▶ Instructions for the task: Scan the data for lines with "labour" and report the count by itself.

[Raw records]
········

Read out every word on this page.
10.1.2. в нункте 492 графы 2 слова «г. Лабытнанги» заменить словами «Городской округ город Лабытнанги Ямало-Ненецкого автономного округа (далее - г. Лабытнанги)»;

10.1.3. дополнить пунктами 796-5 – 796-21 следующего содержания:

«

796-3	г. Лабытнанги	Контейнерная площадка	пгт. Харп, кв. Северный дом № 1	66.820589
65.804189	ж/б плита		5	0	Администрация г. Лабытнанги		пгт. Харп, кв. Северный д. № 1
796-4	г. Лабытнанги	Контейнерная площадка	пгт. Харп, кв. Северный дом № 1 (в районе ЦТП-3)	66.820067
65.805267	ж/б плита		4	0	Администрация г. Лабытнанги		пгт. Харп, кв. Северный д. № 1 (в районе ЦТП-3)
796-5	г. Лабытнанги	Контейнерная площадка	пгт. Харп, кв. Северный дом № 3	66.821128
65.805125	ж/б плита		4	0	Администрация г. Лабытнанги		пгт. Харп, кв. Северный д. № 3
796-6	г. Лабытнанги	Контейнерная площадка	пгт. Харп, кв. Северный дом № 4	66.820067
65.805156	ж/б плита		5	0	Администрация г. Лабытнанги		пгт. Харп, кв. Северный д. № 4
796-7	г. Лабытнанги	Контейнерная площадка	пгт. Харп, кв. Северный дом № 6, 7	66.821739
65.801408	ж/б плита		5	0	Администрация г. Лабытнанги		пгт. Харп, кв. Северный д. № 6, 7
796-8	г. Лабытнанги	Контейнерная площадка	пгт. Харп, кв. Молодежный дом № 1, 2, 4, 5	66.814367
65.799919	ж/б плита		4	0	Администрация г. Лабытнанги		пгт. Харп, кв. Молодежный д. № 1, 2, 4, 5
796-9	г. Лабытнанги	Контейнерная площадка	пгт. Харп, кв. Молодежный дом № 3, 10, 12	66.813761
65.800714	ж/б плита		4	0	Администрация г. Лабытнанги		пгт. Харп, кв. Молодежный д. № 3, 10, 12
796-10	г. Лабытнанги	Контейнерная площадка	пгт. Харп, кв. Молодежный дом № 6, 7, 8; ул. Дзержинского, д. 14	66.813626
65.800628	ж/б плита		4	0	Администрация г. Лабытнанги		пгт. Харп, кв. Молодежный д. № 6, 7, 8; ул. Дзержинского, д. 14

········

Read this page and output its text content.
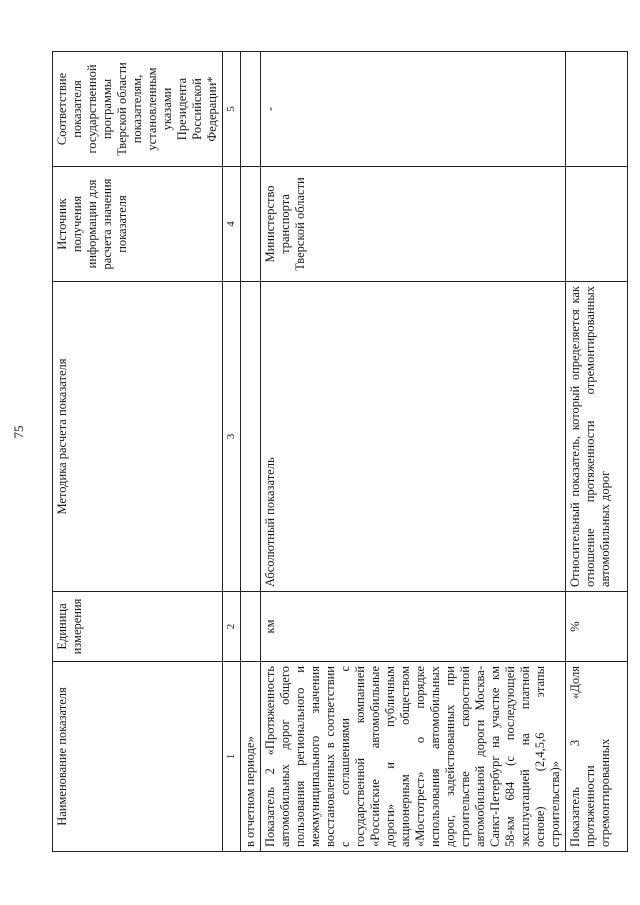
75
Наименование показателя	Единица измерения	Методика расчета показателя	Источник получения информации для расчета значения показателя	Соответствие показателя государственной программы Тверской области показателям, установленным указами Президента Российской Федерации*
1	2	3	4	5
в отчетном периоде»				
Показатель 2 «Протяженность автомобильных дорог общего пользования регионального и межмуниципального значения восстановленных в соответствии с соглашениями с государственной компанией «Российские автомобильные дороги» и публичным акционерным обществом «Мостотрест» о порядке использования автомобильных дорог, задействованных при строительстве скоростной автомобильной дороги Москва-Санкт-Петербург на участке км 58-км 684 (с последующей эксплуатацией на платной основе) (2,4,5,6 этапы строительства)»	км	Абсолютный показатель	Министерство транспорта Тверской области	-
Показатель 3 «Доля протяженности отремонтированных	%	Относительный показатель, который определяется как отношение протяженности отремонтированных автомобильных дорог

········

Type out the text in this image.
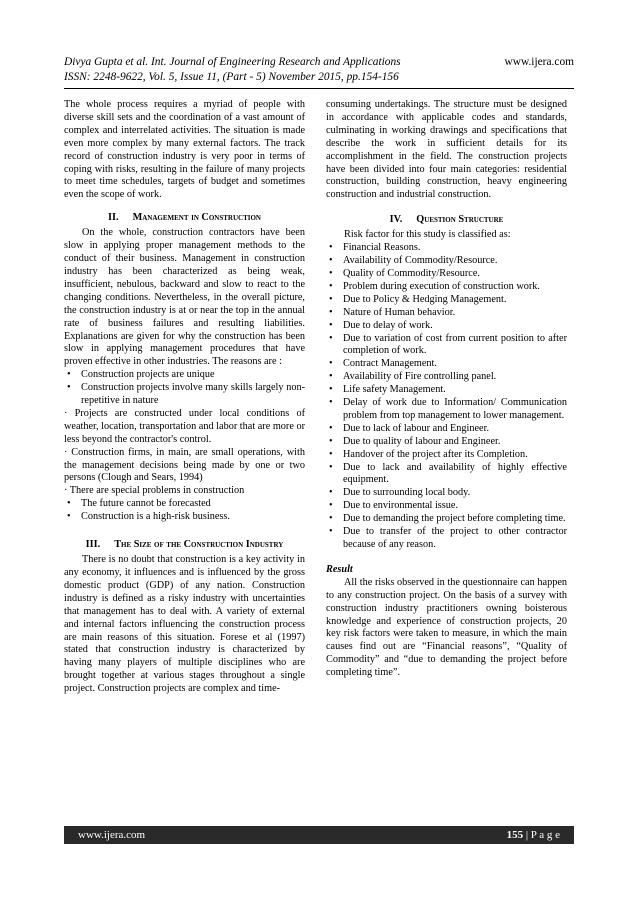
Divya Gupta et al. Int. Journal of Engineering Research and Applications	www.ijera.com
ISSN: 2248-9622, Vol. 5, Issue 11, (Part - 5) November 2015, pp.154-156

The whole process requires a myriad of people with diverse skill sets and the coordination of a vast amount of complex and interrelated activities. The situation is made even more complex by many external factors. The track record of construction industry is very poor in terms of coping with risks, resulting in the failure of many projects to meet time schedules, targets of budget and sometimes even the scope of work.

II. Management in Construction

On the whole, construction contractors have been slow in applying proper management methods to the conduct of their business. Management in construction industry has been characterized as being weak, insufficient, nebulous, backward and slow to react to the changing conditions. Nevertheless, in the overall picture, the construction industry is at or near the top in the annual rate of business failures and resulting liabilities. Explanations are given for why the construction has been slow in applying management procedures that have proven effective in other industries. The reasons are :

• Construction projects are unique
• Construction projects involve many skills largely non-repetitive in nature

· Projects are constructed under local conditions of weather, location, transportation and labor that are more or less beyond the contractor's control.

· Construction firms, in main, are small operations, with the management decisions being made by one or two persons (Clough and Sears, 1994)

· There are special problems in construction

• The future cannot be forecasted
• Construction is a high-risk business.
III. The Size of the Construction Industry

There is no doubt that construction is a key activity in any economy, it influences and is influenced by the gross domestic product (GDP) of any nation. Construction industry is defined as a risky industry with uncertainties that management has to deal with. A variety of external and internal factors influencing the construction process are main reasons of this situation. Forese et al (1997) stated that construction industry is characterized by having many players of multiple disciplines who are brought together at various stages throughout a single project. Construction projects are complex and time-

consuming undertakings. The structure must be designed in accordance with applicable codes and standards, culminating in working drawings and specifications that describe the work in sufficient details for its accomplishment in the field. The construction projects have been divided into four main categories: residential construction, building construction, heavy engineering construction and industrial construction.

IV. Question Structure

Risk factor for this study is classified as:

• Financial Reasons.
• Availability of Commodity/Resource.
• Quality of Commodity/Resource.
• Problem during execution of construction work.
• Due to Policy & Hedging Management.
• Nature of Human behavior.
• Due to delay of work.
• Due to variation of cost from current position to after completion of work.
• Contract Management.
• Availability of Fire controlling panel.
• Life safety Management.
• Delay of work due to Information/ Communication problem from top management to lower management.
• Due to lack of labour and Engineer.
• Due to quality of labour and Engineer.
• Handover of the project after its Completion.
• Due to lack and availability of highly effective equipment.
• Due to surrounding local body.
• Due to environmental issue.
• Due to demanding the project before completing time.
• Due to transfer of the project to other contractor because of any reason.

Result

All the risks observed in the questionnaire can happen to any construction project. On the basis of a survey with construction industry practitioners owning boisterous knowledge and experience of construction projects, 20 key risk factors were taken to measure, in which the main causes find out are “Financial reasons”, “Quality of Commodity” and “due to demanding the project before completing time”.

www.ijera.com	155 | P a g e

········

▶ Output of the exercise: 2